Data →
------------------------------------------------------------------------

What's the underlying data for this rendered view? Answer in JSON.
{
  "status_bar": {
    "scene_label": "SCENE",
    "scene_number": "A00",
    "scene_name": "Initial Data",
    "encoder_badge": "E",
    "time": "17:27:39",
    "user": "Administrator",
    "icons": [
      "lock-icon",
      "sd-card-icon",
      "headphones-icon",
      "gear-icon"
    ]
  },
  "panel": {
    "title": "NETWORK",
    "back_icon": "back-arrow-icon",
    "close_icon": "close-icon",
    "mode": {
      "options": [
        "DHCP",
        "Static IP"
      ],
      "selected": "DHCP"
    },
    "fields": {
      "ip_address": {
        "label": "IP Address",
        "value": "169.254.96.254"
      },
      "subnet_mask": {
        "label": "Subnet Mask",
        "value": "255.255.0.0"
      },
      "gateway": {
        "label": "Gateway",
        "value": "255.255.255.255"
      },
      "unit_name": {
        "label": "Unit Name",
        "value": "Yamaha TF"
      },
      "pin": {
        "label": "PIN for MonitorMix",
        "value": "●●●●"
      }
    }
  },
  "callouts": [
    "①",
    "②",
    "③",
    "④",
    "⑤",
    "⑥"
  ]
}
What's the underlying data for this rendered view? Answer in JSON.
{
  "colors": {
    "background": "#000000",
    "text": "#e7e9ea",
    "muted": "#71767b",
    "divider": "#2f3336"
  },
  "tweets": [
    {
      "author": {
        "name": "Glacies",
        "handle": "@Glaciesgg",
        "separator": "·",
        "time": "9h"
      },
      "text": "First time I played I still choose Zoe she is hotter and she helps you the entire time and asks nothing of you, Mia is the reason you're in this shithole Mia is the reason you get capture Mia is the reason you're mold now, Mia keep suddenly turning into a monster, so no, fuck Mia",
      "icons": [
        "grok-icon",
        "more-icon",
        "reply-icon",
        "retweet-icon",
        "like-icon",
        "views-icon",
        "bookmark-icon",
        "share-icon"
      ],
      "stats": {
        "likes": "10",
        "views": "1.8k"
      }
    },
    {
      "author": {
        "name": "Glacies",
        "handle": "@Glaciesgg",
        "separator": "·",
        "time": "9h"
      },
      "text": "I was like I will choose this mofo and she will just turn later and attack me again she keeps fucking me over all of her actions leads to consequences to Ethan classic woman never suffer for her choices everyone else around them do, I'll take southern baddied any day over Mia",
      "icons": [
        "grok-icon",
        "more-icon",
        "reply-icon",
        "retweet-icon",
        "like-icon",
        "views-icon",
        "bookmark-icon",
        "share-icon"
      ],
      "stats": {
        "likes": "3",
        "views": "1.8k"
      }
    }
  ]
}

------------------------------------------------------------------------

Given exercise → Repeat the records above in full, character for character.

Solution for this exercise →
What's the underlying data for this rendered view? Answer in JSON.
{
  "status_bar": {
    "scene_label": "SCENE",
    "scene_number": "A00",
    "scene_name": "Initial Data",
    "encoder_badge": "E",
    "time": "17:27:39",
    "user": "Administrator",
    "icons": [
      "lock-icon",
      "sd-card-icon",
      "headphones-icon",
      "gear-icon"
    ]
  },
  "panel": {
    "title": "NETWORK",
    "back_icon": "back-arrow-icon",
    "close_icon": "close-icon",
    "mode": {
      "options": [
        "DHCP",
        "Static IP"
      ],
      "selected": "DHCP"
    },
    "fields": {
      "ip_address": {
        "label": "IP Address",
        "value": "169.254.96.254"
      },
      "subnet_mask": {
        "label": "Subnet Mask",
        "value": "255.255.0.0"
      },
      "gateway": {
        "label": "Gateway",
        "value": "255.255.255.255"
      },
      "unit_name": {
        "label": "Unit Name",
        "value": "Yamaha TF"
      },
      "pin": {
        "label": "PIN for MonitorMix",
        "value": "●●●●"
      }
    }
  },
  "callouts": [
    "①",
    "②",
    "③",
    "④",
    "⑤",
    "⑥"
  ]
}
What's the underlying data for this rendered view? Answer in JSON.
{
  "colors": {
    "background": "#000000",
    "text": "#e7e9ea",
    "muted": "#71767b",
    "divider": "#2f3336"
  },
  "tweets": [
    {
      "author": {
        "name": "Glacies",
        "handle": "@Glaciesgg",
        "separator": "·",
        "time": "9h"
      },
      "text": "First time I played I still choose Zoe she is hotter and she helps you the entire time and asks nothing of you, Mia is the reason you're in this shithole Mia is the reason you get capture Mia is the reason you're mold now, Mia keep suddenly turning into a monster, so no, fuck Mia",
      "icons": [
        "grok-icon",
        "more-icon",
        "reply-icon",
        "retweet-icon",
        "like-icon",
        "views-icon",
        "bookmark-icon",
        "share-icon"
      ],
      "stats": {
        "likes": "10",
        "views": "1.8k"
      }
    },
    {
      "author": {
        "name": "Glacies",
        "handle": "@Glaciesgg",
        "separator": "·",
        "time": "9h"
      },
      "text": "I was like I will choose this mofo and she will just turn later and attack me again she keeps fucking me over all of her actions leads to consequences to Ethan classic woman never suffer for her choices everyone else around them do, I'll take southern baddied any day over Mia",
      "icons": [
        "grok-icon",
        "more-icon",
        "reply-icon",
        "retweet-icon",
        "like-icon",
        "views-icon",
        "bookmark-icon",
        "share-icon"
      ],
      "stats": {
        "likes": "3",
        "views": "1.8k"
      }
    }
  ]
}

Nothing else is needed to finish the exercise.